_DIRECTIONS:_
Please write out the complete listing that follows, exactly as it reads.

══════

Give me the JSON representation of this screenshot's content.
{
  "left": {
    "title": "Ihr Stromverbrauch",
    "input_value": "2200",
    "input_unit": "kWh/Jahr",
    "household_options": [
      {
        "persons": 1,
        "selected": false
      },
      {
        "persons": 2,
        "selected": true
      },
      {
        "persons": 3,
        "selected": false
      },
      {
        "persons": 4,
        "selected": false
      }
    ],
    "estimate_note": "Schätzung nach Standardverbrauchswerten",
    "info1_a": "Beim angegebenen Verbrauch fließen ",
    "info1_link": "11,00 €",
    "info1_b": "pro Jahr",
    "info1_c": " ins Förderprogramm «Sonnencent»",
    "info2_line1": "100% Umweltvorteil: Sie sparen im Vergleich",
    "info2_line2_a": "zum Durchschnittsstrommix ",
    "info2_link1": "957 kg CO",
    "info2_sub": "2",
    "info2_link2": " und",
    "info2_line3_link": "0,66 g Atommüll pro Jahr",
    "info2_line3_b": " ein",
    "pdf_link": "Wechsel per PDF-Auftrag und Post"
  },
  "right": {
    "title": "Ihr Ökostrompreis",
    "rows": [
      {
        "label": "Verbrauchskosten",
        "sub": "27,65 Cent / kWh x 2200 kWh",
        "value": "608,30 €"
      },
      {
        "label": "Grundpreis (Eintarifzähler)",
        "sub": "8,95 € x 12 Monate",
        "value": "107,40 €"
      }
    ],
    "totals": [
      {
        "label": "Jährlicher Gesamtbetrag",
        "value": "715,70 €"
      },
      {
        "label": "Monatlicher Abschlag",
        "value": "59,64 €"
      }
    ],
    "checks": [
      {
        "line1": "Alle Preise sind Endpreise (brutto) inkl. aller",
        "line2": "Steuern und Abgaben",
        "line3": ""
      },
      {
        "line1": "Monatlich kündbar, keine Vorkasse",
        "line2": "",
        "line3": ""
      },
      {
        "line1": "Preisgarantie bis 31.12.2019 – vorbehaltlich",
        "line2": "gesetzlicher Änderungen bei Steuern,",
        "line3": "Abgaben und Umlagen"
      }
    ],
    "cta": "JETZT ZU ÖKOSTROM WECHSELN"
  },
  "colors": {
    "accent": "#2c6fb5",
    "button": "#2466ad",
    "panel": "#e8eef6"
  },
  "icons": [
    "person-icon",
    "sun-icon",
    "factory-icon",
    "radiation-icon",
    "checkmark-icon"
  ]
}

══════

_RESULT OF THE EXERCISE:_
Give me the JSON representation of this screenshot's content.
{
  "left": {
    "title": "Ihr Stromverbrauch",
    "input_value": "2200",
    "input_unit": "kWh/Jahr",
    "household_options": [
      {
        "persons": 1,
        "selected": false
      },
      {
        "persons": 2,
        "selected": true
      },
      {
        "persons": 3,
        "selected": false
      },
      {
        "persons": 4,
        "selected": false
      }
    ],
    "estimate_note": "Schätzung nach Standardverbrauchswerten",
    "info1_a": "Beim angegebenen Verbrauch fließen ",
    "info1_link": "11,00 €",
    "info1_b": "pro Jahr",
    "info1_c": " ins Förderprogramm «Sonnencent»",
    "info2_line1": "100% Umweltvorteil: Sie sparen im Vergleich",
    "info2_line2_a": "zum Durchschnittsstrommix ",
    "info2_link1": "957 kg CO",
    "info2_sub": "2",
    "info2_link2": " und",
    "info2_line3_link": "0,66 g Atommüll pro Jahr",
    "info2_line3_b": " ein",
    "pdf_link": "Wechsel per PDF-Auftrag und Post"
  },
  "right": {
    "title": "Ihr Ökostrompreis",
    "rows": [
      {
        "label": "Verbrauchskosten",
        "sub": "27,65 Cent / kWh x 2200 kWh",
        "value": "608,30 €"
      },
      {
        "label": "Grundpreis (Eintarifzähler)",
        "sub": "8,95 € x 12 Monate",
        "value": "107,40 €"
      }
    ],
    "totals": [
      {
        "label": "Jährlicher Gesamtbetrag",
        "value": "715,70 €"
      },
      {
        "label": "Monatlicher Abschlag",
        "value": "59,64 €"
      }
    ],
    "checks": [
      {
        "line1": "Alle Preise sind Endpreise (brutto) inkl. aller",
        "line2": "Steuern und Abgaben",
        "line3": ""
      },
      {
        "line1": "Monatlich kündbar, keine Vorkasse",
        "line2": "",
        "line3": ""
      },
      {
        "line1": "Preisgarantie bis 31.12.2019 – vorbehaltlich",
        "line2": "gesetzlicher Änderungen bei Steuern,",
        "line3": "Abgaben und Umlagen"
      }
    ],
    "cta": "JETZT ZU ÖKOSTROM WECHSELN"
  },
  "colors": {
    "accent": "#2c6fb5",
    "button": "#2466ad",
    "panel": "#e8eef6"
  },
  "icons": [
    "person-icon",
    "sun-icon",
    "factory-icon",
    "radiation-icon",
    "checkmark-icon"
  ]
}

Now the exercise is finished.